▶ **Extracted records**
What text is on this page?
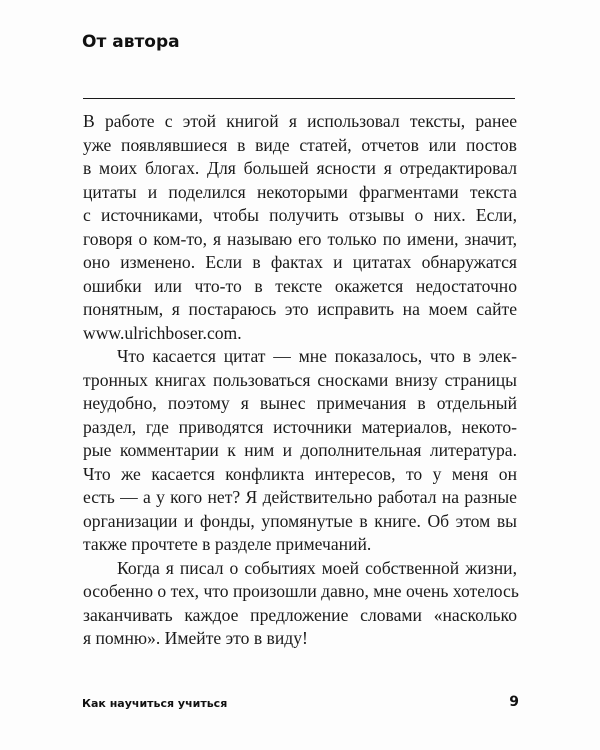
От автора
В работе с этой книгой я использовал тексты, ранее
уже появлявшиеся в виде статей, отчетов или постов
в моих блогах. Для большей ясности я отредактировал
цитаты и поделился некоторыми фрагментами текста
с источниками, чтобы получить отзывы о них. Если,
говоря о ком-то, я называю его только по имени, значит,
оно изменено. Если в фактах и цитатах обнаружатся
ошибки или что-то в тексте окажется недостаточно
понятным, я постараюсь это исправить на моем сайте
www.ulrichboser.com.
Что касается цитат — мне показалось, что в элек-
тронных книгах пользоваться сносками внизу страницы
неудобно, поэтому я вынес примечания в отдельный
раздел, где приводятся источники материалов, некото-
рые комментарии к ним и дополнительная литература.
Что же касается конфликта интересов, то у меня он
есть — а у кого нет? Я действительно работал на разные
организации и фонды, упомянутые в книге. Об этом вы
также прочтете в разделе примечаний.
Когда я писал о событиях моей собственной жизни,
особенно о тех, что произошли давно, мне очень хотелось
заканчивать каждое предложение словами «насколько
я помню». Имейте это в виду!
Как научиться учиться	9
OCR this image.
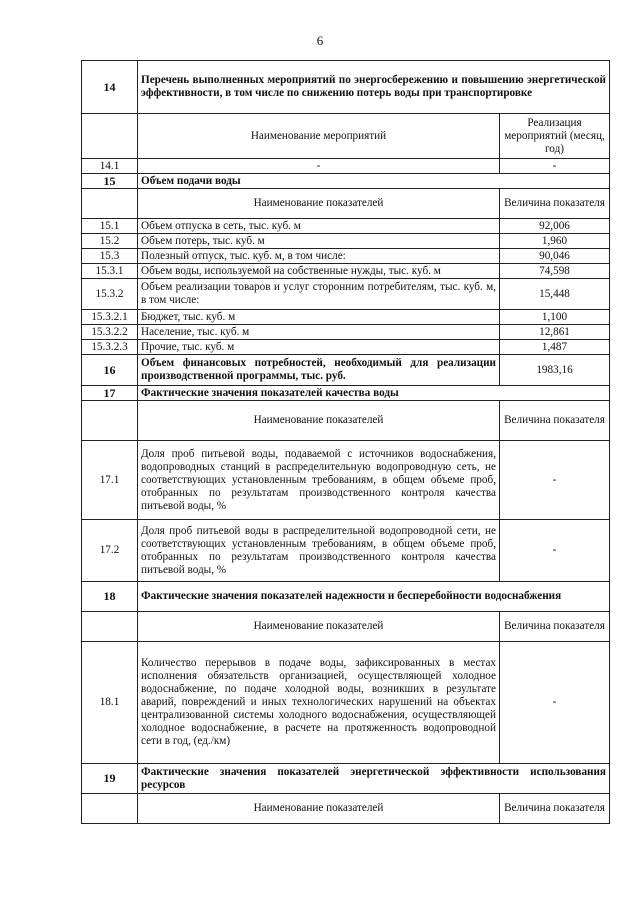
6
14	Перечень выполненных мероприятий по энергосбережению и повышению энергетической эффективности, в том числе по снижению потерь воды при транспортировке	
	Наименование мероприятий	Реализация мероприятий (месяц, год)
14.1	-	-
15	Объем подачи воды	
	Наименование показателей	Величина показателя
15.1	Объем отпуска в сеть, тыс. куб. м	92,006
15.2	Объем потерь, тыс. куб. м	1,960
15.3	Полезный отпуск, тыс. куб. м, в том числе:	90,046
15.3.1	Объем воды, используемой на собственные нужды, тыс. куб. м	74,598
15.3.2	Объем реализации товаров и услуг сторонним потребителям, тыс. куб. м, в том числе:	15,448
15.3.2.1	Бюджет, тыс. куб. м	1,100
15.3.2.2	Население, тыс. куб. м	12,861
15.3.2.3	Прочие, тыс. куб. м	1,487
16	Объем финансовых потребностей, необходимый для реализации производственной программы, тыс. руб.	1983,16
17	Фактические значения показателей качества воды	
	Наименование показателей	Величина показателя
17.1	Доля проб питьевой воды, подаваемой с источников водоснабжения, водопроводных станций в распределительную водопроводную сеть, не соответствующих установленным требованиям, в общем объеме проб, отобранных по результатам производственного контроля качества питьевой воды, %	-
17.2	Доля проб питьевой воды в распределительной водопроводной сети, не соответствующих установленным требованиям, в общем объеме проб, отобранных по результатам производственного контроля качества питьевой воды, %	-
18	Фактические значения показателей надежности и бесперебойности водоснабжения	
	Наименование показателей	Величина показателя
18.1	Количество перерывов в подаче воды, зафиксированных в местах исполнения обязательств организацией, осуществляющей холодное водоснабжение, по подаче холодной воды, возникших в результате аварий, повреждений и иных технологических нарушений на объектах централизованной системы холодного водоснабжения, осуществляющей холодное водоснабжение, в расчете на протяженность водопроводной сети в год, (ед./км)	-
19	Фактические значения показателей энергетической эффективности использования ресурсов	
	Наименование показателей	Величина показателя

▶ **Exercise objective**
Leaving the pictures aside, transcribe the entire listing exactly.

▶ **Exercise output**
What text is on this page?
От автора
В работе с этой книгой я использовал тексты, ранее
уже появлявшиеся в виде статей, отчетов или постов
в моих блогах. Для большей ясности я отредактировал
цитаты и поделился некоторыми фрагментами текста
с источниками, чтобы получить отзывы о них. Если,
говоря о ком-то, я называю его только по имени, значит,
оно изменено. Если в фактах и цитатах обнаружатся
ошибки или что-то в тексте окажется недостаточно
понятным, я постараюсь это исправить на моем сайте
www.ulrichboser.com.
Что касается цитат — мне показалось, что в элек-
тронных книгах пользоваться сносками внизу страницы
неудобно, поэтому я вынес примечания в отдельный
раздел, где приводятся источники материалов, некото-
рые комментарии к ним и дополнительная литература.
Что же касается конфликта интересов, то у меня он
есть — а у кого нет? Я действительно работал на разные
организации и фонды, упомянутые в книге. Об этом вы
также прочтете в разделе примечаний.
Когда я писал о событиях моей собственной жизни,
особенно о тех, что произошли давно, мне очень хотелось
заканчивать каждое предложение словами «насколько
я помню». Имейте это в виду!
Как научиться учиться	9
OCR this image.
6
14	Перечень выполненных мероприятий по энергосбережению и повышению энергетической эффективности, в том числе по снижению потерь воды при транспортировке	
	Наименование мероприятий	Реализация мероприятий (месяц, год)
14.1	-	-
15	Объем подачи воды	
	Наименование показателей	Величина показателя
15.1	Объем отпуска в сеть, тыс. куб. м	92,006
15.2	Объем потерь, тыс. куб. м	1,960
15.3	Полезный отпуск, тыс. куб. м, в том числе:	90,046
15.3.1	Объем воды, используемой на собственные нужды, тыс. куб. м	74,598
15.3.2	Объем реализации товаров и услуг сторонним потребителям, тыс. куб. м, в том числе:	15,448
15.3.2.1	Бюджет, тыс. куб. м	1,100
15.3.2.2	Население, тыс. куб. м	12,861
15.3.2.3	Прочие, тыс. куб. м	1,487
16	Объем финансовых потребностей, необходимый для реализации производственной программы, тыс. руб.	1983,16
17	Фактические значения показателей качества воды	
	Наименование показателей	Величина показателя
17.1	Доля проб питьевой воды, подаваемой с источников водоснабжения, водопроводных станций в распределительную водопроводную сеть, не соответствующих установленным требованиям, в общем объеме проб, отобранных по результатам производственного контроля качества питьевой воды, %	-
17.2	Доля проб питьевой воды в распределительной водопроводной сети, не соответствующих установленным требованиям, в общем объеме проб, отобранных по результатам производственного контроля качества питьевой воды, %	-
18	Фактические значения показателей надежности и бесперебойности водоснабжения	
	Наименование показателей	Величина показателя
18.1	Количество перерывов в подаче воды, зафиксированных в местах исполнения обязательств организацией, осуществляющей холодное водоснабжение, по подаче холодной воды, возникших в результате аварий, повреждений и иных технологических нарушений на объектах централизованной системы холодного водоснабжения, осуществляющей холодное водоснабжение, в расчете на протяженность водопроводной сети в год, (ед./км)	-
19	Фактические значения показателей энергетической эффективности использования ресурсов	
	Наименование показателей	Величина показателя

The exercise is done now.